*Exercise details*. Look through the data below and return each line where "Downloads" appears.

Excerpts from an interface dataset
◇ ◇ ◇ ◇
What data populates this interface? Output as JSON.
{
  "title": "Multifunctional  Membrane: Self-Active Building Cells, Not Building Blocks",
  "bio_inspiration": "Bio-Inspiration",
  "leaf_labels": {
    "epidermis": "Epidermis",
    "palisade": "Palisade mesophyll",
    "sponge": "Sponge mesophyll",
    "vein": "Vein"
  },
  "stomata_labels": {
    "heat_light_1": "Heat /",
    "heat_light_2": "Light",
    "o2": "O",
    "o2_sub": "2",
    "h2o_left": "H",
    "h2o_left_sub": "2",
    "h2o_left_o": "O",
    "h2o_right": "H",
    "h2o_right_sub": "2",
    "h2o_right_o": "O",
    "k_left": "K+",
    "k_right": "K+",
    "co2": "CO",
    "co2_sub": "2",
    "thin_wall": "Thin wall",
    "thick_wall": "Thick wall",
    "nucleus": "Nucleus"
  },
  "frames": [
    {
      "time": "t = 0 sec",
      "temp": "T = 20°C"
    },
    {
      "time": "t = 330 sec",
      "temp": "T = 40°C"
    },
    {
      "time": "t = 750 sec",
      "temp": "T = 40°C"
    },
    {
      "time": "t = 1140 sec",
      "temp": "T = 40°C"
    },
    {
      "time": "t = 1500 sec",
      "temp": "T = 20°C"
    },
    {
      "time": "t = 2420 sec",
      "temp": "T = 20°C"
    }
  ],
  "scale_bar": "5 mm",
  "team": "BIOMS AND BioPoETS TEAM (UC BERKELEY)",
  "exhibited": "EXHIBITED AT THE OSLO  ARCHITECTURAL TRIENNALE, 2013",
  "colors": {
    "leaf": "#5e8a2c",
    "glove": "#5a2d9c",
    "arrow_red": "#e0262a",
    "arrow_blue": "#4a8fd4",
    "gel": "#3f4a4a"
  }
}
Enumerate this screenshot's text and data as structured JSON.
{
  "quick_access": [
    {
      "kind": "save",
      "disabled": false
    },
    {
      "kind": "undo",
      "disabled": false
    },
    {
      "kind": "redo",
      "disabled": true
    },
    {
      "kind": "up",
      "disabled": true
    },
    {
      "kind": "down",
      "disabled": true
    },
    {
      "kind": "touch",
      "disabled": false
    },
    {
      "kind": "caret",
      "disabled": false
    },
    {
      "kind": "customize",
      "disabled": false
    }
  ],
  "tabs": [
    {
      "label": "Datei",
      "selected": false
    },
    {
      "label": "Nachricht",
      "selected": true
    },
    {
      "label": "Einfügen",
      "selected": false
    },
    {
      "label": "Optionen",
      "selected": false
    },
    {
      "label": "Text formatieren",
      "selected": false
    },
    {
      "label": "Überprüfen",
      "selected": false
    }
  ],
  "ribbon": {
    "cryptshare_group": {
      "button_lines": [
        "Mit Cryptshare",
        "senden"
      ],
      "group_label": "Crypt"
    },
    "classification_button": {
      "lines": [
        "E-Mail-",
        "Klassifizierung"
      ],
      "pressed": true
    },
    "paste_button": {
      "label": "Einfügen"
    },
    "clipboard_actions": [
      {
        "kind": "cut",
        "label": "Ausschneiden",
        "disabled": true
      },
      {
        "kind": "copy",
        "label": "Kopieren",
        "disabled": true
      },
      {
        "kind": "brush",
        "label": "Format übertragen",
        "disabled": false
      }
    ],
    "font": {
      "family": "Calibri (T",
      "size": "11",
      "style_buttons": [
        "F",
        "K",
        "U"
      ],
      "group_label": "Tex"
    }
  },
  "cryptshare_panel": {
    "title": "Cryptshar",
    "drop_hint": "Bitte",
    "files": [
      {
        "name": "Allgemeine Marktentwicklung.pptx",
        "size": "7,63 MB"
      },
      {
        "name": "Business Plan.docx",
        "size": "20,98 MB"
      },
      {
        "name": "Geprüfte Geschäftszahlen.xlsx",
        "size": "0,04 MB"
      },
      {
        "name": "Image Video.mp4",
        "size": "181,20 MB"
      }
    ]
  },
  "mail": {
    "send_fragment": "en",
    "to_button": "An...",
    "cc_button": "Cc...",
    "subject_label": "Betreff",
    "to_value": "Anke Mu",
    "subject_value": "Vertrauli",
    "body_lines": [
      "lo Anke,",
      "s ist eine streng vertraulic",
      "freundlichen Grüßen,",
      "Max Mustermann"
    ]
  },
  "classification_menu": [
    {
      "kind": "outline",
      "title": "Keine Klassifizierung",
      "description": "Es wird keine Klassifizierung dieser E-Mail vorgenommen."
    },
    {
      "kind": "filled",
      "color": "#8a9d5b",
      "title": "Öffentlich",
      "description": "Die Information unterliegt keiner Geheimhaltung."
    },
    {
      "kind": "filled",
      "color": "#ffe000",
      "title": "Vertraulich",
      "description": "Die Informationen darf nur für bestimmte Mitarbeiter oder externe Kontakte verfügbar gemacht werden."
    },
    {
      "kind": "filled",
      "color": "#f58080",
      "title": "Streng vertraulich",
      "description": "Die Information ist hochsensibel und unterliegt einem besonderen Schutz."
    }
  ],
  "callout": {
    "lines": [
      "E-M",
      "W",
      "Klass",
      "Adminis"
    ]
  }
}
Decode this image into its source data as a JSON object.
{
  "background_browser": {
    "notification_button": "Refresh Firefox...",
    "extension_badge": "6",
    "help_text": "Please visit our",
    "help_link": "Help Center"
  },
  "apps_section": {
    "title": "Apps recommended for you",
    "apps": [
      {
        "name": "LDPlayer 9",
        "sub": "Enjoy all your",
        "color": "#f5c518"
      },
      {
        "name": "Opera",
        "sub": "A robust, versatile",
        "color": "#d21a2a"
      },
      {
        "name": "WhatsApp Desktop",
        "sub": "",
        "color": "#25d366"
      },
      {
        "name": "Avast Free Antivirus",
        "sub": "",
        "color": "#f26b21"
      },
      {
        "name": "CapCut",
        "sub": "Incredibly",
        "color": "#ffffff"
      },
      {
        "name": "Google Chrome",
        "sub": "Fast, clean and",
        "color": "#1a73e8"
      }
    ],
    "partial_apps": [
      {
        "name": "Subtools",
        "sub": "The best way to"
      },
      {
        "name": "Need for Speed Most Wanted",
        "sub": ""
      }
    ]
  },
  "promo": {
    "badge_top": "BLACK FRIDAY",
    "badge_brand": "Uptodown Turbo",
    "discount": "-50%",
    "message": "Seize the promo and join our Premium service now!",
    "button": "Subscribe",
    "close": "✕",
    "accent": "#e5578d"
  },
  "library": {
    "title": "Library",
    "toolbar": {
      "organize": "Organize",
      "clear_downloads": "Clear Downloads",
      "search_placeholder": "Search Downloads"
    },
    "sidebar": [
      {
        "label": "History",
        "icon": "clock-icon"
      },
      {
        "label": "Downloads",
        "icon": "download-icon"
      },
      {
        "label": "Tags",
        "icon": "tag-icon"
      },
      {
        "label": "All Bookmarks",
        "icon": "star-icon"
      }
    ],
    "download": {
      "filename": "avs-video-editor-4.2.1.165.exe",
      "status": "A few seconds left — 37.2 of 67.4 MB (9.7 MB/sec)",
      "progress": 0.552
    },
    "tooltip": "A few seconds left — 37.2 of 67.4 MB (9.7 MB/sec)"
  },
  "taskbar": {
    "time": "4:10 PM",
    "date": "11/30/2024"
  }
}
◇ ◇ ◇ ◇
*Task answer*.
      "clear_downloads": "Clear Downloads",
      "search_placeholder": "Search Downloads"
        "label": "Downloads",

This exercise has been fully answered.